WHAT IS ASKED:
Pictures do not belong in the copy; quote every entry below exactly.

Items listed in a dataset:
§ §

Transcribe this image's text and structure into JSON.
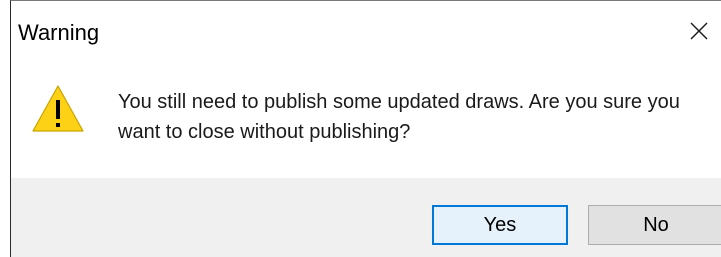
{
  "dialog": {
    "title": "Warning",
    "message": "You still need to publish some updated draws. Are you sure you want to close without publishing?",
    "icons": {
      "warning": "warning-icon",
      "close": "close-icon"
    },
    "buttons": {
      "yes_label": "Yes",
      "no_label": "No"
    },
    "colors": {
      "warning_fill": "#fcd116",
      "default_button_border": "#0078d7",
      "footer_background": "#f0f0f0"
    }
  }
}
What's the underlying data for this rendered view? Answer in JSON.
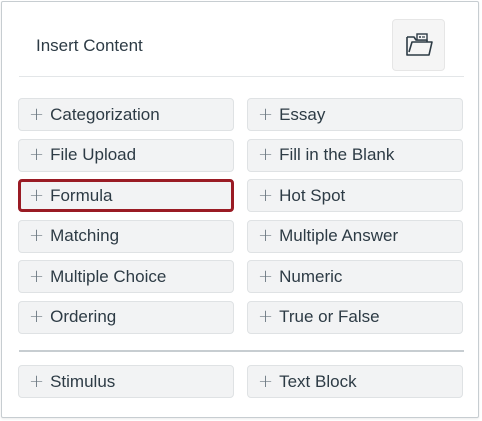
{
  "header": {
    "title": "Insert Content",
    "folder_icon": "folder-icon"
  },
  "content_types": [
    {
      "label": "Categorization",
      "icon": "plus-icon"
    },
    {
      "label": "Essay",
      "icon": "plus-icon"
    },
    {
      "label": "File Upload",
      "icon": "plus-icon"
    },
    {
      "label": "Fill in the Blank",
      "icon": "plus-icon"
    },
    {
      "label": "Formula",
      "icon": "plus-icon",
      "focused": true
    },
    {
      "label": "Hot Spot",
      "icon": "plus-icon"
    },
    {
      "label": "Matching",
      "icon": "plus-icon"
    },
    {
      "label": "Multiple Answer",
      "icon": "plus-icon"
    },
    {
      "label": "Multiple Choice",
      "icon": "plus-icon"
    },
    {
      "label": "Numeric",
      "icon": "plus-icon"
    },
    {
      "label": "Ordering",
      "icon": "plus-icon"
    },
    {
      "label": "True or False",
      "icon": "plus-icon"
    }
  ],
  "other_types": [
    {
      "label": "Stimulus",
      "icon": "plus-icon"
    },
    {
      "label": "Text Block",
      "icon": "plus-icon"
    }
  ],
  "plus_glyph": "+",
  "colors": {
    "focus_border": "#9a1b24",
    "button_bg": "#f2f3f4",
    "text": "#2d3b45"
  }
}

§ §

FULL RESPONSE:
Transcribe this image's text and structure into JSON.
{
  "dialog": {
    "title": "Warning",
    "message": "You still need to publish some updated draws. Are you sure you want to close without publishing?",
    "icons": {
      "warning": "warning-icon",
      "close": "close-icon"
    },
    "buttons": {
      "yes_label": "Yes",
      "no_label": "No"
    },
    "colors": {
      "warning_fill": "#fcd116",
      "default_button_border": "#0078d7",
      "footer_background": "#f0f0f0"
    }
  }
}
What's the underlying data for this rendered view? Answer in JSON.
{
  "header": {
    "title": "Insert Content",
    "folder_icon": "folder-icon"
  },
  "content_types": [
    {
      "label": "Categorization",
      "icon": "plus-icon"
    },
    {
      "label": "Essay",
      "icon": "plus-icon"
    },
    {
      "label": "File Upload",
      "icon": "plus-icon"
    },
    {
      "label": "Fill in the Blank",
      "icon": "plus-icon"
    },
    {
      "label": "Formula",
      "icon": "plus-icon",
      "focused": true
    },
    {
      "label": "Hot Spot",
      "icon": "plus-icon"
    },
    {
      "label": "Matching",
      "icon": "plus-icon"
    },
    {
      "label": "Multiple Answer",
      "icon": "plus-icon"
    },
    {
      "label": "Multiple Choice",
      "icon": "plus-icon"
    },
    {
      "label": "Numeric",
      "icon": "plus-icon"
    },
    {
      "label": "Ordering",
      "icon": "plus-icon"
    },
    {
      "label": "True or False",
      "icon": "plus-icon"
    }
  ],
  "other_types": [
    {
      "label": "Stimulus",
      "icon": "plus-icon"
    },
    {
      "label": "Text Block",
      "icon": "plus-icon"
    }
  ],
  "plus_glyph": "+",
  "colors": {
    "focus_border": "#9a1b24",
    "button_bg": "#f2f3f4",
    "text": "#2d3b45"
  }
}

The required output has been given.